• _Information provided_
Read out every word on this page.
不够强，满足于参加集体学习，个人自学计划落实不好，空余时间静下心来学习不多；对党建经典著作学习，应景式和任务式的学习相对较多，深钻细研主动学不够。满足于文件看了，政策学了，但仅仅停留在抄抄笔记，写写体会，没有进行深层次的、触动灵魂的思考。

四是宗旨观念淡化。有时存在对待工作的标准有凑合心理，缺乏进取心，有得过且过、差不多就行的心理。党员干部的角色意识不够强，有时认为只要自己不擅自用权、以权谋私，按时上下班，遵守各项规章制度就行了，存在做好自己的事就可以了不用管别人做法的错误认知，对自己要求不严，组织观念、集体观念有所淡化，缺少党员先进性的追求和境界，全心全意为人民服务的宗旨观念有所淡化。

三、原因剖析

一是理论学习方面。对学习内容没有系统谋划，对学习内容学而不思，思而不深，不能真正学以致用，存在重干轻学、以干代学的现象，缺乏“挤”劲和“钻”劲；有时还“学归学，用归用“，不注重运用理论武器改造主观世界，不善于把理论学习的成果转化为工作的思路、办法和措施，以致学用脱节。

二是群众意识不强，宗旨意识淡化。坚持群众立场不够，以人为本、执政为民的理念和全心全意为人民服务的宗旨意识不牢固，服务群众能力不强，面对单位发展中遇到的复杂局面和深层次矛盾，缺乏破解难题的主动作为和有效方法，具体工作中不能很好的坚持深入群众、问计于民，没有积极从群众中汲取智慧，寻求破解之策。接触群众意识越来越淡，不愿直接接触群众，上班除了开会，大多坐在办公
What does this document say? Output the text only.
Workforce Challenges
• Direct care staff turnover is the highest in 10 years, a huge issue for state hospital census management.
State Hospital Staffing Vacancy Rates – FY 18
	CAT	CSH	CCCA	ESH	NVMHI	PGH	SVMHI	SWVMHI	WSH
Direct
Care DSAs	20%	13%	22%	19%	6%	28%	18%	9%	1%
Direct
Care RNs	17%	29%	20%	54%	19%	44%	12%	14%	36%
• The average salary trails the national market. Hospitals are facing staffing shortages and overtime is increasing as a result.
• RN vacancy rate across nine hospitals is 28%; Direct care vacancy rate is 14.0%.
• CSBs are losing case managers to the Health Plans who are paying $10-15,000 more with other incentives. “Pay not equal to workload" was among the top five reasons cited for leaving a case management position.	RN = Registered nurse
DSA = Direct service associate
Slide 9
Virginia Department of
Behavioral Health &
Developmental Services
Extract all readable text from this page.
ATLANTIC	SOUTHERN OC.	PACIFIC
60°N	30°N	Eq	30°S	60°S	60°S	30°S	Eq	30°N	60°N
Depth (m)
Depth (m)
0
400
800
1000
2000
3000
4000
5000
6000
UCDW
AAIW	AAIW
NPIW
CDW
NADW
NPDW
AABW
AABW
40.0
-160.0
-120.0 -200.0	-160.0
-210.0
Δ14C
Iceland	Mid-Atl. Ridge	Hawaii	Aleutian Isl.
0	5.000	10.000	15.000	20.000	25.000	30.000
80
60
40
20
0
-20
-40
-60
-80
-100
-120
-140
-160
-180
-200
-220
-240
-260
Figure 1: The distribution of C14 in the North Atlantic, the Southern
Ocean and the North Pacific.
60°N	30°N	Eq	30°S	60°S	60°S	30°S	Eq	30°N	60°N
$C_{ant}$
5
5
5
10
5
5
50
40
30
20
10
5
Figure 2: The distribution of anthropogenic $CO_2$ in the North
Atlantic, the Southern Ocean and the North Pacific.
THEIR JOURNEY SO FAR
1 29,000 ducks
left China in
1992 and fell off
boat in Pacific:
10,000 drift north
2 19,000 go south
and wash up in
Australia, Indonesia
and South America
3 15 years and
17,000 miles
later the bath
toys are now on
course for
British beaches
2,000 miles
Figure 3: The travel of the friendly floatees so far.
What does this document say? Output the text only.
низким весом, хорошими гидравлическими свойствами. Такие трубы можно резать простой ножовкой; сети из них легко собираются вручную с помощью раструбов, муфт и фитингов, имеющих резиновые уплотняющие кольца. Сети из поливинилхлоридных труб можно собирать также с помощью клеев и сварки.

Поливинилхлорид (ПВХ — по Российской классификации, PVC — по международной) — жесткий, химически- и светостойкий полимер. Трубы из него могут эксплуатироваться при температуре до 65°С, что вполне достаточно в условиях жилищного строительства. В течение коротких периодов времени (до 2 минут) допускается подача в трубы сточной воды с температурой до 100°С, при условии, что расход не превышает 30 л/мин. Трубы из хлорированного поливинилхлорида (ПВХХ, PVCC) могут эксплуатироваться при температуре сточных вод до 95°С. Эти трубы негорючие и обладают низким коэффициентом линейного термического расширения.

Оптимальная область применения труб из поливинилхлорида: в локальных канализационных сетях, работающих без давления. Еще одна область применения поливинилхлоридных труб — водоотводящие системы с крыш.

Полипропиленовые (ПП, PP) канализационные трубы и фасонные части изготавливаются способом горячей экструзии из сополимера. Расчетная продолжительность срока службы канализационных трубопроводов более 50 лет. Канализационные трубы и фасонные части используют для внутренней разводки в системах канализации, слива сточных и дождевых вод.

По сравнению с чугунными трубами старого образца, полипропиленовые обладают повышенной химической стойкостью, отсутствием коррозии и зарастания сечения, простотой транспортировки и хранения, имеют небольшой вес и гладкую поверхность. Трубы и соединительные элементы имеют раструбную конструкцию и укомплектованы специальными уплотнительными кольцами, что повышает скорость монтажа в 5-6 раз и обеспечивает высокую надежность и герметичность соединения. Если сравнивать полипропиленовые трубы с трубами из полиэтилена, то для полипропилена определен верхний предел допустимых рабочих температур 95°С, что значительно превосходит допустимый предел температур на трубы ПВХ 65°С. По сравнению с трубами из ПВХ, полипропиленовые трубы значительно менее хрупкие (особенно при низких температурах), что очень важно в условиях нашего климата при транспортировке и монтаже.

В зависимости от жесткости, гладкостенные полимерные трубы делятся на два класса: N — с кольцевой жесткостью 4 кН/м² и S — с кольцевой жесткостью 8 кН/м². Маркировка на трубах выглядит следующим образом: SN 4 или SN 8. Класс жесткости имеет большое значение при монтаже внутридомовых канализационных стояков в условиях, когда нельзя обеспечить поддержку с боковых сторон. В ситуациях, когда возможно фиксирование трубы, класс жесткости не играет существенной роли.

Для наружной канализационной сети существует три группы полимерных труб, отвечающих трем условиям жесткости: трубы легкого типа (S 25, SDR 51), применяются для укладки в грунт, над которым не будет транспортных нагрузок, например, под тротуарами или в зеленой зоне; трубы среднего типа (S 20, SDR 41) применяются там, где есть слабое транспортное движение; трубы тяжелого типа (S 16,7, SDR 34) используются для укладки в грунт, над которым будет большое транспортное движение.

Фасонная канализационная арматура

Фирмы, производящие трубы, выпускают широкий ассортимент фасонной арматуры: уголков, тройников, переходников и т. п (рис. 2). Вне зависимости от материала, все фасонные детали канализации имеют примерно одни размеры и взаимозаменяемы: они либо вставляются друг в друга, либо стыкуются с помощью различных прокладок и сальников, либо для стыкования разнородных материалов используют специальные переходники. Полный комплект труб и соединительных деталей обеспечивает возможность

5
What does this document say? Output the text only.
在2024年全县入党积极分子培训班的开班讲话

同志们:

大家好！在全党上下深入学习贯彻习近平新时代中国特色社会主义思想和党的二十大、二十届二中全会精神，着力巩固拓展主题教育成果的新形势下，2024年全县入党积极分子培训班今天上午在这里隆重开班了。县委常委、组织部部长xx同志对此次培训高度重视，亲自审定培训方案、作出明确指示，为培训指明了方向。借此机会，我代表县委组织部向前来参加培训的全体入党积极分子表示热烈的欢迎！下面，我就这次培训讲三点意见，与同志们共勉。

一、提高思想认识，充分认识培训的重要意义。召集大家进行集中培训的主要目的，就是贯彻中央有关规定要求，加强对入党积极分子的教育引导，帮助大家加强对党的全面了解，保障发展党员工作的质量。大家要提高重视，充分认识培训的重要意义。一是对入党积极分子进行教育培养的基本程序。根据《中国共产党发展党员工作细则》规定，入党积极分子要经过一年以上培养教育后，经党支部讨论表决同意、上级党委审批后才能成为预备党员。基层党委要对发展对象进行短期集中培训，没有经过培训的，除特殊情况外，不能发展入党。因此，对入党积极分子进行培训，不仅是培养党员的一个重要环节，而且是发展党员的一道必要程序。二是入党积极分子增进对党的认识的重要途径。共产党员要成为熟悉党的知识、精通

• _Stated exercise_
Among the entries above, how many lines hold the string "management"? Respond with nothing but the number.

• _Answer for this exercise_
2